# TO BE DONE
Reproduce all entries word for word.

# MATERIAL PROVIDED
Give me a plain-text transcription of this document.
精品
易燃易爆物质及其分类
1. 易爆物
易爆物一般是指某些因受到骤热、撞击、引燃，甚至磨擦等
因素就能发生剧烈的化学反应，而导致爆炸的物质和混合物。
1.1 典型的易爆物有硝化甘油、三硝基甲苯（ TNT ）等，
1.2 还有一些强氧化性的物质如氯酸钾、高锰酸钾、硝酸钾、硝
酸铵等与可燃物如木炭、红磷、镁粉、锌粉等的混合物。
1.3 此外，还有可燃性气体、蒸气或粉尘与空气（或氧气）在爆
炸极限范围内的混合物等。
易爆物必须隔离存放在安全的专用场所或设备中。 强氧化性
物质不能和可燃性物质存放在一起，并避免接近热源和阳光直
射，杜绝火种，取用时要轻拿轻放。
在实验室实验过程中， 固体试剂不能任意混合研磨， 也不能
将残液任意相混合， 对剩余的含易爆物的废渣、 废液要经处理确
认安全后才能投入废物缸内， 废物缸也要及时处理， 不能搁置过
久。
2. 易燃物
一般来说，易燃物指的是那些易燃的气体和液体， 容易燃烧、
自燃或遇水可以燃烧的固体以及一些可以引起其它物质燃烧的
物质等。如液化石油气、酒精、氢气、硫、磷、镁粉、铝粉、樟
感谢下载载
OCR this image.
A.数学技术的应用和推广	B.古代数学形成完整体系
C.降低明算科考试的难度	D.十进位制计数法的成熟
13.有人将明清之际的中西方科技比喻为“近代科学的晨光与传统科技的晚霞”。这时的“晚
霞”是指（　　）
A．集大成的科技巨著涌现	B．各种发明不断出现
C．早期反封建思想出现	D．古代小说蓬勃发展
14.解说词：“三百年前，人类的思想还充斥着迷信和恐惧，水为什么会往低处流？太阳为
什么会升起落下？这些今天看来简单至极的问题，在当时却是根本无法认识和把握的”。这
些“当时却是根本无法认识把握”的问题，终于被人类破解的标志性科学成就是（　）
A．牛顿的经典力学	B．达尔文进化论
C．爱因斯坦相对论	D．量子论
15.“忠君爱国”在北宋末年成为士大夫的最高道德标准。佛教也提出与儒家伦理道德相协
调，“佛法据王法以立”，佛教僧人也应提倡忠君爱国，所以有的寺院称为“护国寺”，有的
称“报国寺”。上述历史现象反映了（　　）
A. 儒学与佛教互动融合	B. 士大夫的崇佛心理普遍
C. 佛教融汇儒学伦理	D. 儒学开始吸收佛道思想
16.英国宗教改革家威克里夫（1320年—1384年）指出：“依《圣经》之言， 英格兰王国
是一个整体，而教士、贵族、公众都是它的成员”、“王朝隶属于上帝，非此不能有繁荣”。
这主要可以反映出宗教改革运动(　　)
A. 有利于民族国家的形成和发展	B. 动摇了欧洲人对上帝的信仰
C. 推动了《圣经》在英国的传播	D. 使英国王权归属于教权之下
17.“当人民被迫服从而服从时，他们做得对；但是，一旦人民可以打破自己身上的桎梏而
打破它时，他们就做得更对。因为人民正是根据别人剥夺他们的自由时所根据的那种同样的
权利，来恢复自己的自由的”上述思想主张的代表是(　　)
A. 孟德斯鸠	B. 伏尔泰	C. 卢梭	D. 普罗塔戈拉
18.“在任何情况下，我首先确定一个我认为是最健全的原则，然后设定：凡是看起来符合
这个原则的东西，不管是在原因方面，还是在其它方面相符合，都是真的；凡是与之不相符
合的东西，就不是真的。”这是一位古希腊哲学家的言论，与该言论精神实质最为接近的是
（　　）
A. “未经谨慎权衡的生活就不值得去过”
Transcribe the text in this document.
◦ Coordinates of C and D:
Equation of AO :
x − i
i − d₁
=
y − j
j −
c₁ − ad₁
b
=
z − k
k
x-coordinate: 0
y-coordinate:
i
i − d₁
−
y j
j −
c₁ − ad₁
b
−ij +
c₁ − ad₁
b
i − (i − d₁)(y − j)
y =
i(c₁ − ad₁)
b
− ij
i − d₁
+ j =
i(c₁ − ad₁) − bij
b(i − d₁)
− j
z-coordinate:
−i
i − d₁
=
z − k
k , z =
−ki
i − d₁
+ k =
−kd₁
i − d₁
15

# RESULT OF THIS TASK
Give me a plain-text transcription of this document.
精品
易燃易爆物质及其分类
1. 易爆物
易爆物一般是指某些因受到骤热、撞击、引燃，甚至磨擦等
因素就能发生剧烈的化学反应，而导致爆炸的物质和混合物。
1.1 典型的易爆物有硝化甘油、三硝基甲苯（ TNT ）等，
1.2 还有一些强氧化性的物质如氯酸钾、高锰酸钾、硝酸钾、硝
酸铵等与可燃物如木炭、红磷、镁粉、锌粉等的混合物。
1.3 此外，还有可燃性气体、蒸气或粉尘与空气（或氧气）在爆
炸极限范围内的混合物等。
易爆物必须隔离存放在安全的专用场所或设备中。 强氧化性
物质不能和可燃性物质存放在一起，并避免接近热源和阳光直
射，杜绝火种，取用时要轻拿轻放。
在实验室实验过程中， 固体试剂不能任意混合研磨， 也不能
将残液任意相混合， 对剩余的含易爆物的废渣、 废液要经处理确
认安全后才能投入废物缸内， 废物缸也要及时处理， 不能搁置过
久。
2. 易燃物
一般来说，易燃物指的是那些易燃的气体和液体， 容易燃烧、
自燃或遇水可以燃烧的固体以及一些可以引起其它物质燃烧的
物质等。如液化石油气、酒精、氢气、硫、磷、镁粉、铝粉、樟
感谢下载载
OCR this image.
A.数学技术的应用和推广	B.古代数学形成完整体系
C.降低明算科考试的难度	D.十进位制计数法的成熟
13.有人将明清之际的中西方科技比喻为“近代科学的晨光与传统科技的晚霞”。这时的“晚
霞”是指（　　）
A．集大成的科技巨著涌现	B．各种发明不断出现
C．早期反封建思想出现	D．古代小说蓬勃发展
14.解说词：“三百年前，人类的思想还充斥着迷信和恐惧，水为什么会往低处流？太阳为
什么会升起落下？这些今天看来简单至极的问题，在当时却是根本无法认识和把握的”。这
些“当时却是根本无法认识把握”的问题，终于被人类破解的标志性科学成就是（　）
A．牛顿的经典力学	B．达尔文进化论
C．爱因斯坦相对论	D．量子论
15.“忠君爱国”在北宋末年成为士大夫的最高道德标准。佛教也提出与儒家伦理道德相协
调，“佛法据王法以立”，佛教僧人也应提倡忠君爱国，所以有的寺院称为“护国寺”，有的
称“报国寺”。上述历史现象反映了（　　）
A. 儒学与佛教互动融合	B. 士大夫的崇佛心理普遍
C. 佛教融汇儒学伦理	D. 儒学开始吸收佛道思想
16.英国宗教改革家威克里夫（1320年—1384年）指出：“依《圣经》之言， 英格兰王国
是一个整体，而教士、贵族、公众都是它的成员”、“王朝隶属于上帝，非此不能有繁荣”。
这主要可以反映出宗教改革运动(　　)
A. 有利于民族国家的形成和发展	B. 动摇了欧洲人对上帝的信仰
C. 推动了《圣经》在英国的传播	D. 使英国王权归属于教权之下
17.“当人民被迫服从而服从时，他们做得对；但是，一旦人民可以打破自己身上的桎梏而
打破它时，他们就做得更对。因为人民正是根据别人剥夺他们的自由时所根据的那种同样的
权利，来恢复自己的自由的”上述思想主张的代表是(　　)
A. 孟德斯鸠	B. 伏尔泰	C. 卢梭	D. 普罗塔戈拉
18.“在任何情况下，我首先确定一个我认为是最健全的原则，然后设定：凡是看起来符合
这个原则的东西，不管是在原因方面，还是在其它方面相符合，都是真的；凡是与之不相符
合的东西，就不是真的。”这是一位古希腊哲学家的言论，与该言论精神实质最为接近的是
（　　）
A. “未经谨慎权衡的生活就不值得去过”
Transcribe the text in this document.
◦ Coordinates of C and D:
Equation of AO :
x − i
i − d₁
=
y − j
j −
c₁ − ad₁
b
=
z − k
k
x-coordinate: 0
y-coordinate:
i
i − d₁
−
y j
j −
c₁ − ad₁
b
−ij +
c₁ − ad₁
b
i − (i − d₁)(y − j)
y =
i(c₁ − ad₁)
b
− ij
i − d₁
+ j =
i(c₁ − ad₁) − bij
b(i − d₁)
− j
z-coordinate:
−i
i − d₁
=
z − k
k , z =
−ki
i − d₁
+ k =
−kd₁
i − d₁
15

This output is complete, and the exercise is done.